RECORD EXTRACTS:
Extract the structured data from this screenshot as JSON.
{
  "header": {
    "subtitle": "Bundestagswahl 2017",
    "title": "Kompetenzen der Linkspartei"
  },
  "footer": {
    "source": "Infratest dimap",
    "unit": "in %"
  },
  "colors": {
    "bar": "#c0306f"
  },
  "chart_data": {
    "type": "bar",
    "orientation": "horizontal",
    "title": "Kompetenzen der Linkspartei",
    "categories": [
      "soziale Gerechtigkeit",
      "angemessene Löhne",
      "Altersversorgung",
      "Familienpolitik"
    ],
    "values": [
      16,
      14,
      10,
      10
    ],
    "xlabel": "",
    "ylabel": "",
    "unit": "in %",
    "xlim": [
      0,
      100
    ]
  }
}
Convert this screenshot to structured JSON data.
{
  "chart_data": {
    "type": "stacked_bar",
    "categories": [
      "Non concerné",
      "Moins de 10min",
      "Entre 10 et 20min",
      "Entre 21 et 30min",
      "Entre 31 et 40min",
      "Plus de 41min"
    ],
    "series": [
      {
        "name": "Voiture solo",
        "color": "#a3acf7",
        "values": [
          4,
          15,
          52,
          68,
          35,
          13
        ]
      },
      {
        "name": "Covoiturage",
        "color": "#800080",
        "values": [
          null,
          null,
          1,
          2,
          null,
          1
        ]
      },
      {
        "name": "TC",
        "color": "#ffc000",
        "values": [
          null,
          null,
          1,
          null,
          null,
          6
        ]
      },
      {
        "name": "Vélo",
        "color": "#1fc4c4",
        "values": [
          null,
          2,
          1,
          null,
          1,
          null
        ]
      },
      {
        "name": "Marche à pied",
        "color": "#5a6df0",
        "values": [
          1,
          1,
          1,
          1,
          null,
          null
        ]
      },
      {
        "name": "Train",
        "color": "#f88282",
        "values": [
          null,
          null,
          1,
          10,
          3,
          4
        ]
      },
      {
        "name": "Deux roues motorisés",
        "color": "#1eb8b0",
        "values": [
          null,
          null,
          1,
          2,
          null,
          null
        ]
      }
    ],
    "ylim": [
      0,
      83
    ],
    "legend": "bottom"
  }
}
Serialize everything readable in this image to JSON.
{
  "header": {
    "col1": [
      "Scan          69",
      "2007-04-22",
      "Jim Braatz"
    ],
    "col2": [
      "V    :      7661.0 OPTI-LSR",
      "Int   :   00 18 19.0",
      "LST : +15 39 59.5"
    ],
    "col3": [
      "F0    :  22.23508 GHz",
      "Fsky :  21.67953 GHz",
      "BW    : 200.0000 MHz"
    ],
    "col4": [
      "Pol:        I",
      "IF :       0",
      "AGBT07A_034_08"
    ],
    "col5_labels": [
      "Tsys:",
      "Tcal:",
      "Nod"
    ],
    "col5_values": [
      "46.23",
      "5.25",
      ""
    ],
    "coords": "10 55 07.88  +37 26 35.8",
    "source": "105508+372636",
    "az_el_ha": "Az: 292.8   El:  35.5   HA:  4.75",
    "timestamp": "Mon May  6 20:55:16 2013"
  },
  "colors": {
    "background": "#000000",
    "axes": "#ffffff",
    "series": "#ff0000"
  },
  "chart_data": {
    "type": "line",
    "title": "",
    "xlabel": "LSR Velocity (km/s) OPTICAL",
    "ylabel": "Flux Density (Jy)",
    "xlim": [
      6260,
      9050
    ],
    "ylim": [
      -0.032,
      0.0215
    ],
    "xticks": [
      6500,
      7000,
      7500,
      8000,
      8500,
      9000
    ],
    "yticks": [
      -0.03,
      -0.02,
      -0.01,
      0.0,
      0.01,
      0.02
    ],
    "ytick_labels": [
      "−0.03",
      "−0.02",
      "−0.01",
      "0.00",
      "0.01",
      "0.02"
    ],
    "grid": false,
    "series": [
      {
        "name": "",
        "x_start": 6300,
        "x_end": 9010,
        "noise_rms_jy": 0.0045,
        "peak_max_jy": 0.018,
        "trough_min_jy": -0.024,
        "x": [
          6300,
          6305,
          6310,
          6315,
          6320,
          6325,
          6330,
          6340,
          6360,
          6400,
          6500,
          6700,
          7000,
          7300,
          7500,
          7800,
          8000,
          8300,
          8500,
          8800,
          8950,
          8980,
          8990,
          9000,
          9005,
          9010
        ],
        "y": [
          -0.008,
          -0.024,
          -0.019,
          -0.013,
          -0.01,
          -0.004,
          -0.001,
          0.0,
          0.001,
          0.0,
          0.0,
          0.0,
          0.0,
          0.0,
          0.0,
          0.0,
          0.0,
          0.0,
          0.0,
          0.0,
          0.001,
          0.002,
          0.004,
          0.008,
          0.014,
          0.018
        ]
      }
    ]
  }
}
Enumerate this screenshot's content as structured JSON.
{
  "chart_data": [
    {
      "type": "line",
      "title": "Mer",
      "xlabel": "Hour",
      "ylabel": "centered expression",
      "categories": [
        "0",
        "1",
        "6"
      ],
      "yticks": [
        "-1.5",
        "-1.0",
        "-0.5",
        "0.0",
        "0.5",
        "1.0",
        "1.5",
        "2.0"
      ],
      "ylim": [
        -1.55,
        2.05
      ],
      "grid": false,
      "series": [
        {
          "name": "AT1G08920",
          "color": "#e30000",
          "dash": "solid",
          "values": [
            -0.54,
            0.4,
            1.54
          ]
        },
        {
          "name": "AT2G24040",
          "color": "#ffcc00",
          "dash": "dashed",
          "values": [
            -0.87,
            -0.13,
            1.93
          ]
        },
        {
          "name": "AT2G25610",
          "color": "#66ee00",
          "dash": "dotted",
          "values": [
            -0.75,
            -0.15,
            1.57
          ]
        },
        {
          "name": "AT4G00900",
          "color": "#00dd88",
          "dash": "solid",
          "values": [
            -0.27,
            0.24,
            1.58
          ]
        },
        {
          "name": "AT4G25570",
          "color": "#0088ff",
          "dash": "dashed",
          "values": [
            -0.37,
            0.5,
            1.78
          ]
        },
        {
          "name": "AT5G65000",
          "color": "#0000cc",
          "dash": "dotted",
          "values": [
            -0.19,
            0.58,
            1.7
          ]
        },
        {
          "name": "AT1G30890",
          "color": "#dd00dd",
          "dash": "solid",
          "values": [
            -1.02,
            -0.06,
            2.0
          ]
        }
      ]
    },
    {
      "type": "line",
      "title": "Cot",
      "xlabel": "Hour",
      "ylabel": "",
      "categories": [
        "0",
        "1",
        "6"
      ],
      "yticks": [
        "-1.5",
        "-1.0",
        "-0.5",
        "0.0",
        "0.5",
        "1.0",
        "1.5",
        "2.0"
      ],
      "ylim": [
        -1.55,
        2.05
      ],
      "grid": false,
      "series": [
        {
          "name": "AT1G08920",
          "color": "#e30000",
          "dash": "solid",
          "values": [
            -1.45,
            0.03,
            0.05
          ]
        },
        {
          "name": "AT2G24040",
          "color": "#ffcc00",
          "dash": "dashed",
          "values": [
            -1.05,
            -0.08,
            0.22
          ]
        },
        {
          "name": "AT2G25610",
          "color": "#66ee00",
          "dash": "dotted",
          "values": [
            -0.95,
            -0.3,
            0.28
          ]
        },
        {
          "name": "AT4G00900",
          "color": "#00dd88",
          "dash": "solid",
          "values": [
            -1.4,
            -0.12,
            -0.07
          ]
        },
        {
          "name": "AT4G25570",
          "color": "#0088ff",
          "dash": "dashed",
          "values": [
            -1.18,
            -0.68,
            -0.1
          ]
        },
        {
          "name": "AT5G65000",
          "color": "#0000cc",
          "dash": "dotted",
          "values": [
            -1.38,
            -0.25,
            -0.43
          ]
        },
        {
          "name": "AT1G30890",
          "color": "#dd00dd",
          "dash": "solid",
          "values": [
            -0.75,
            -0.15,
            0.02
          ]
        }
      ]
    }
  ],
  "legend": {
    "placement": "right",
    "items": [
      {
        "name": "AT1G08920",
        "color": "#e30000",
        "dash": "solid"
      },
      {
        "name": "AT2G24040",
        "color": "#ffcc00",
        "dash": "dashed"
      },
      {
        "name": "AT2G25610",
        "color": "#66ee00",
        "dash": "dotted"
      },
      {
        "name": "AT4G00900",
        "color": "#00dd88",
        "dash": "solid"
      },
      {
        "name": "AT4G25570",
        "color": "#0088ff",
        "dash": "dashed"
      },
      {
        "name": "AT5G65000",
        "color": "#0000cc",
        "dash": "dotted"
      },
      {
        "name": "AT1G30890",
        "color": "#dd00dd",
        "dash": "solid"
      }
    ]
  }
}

CHALLENGE: Lines containing the word "xlabel" must all be returned from the material above.

SOLUTION FOR THIS PROBLEM:
    "xlabel": "",
    "xlabel": "LSR Velocity (km/s) OPTICAL",
      "xlabel": "Hour",
      "xlabel": "Hour",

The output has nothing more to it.